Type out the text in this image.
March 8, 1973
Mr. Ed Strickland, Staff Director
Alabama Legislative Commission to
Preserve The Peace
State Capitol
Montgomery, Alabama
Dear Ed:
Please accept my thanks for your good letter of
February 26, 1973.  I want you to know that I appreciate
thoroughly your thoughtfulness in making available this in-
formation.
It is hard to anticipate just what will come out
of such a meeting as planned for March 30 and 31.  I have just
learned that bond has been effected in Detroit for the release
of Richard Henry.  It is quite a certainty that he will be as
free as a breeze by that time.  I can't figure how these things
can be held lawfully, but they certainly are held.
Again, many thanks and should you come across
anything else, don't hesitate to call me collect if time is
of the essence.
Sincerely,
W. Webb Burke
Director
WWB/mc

● Short task
In the records above, locate the lines holding the word "March". Copy each of them.

● Answer to the exercise
March 8, 1973
of such a meeting as planned for March 30 and 31.  I have just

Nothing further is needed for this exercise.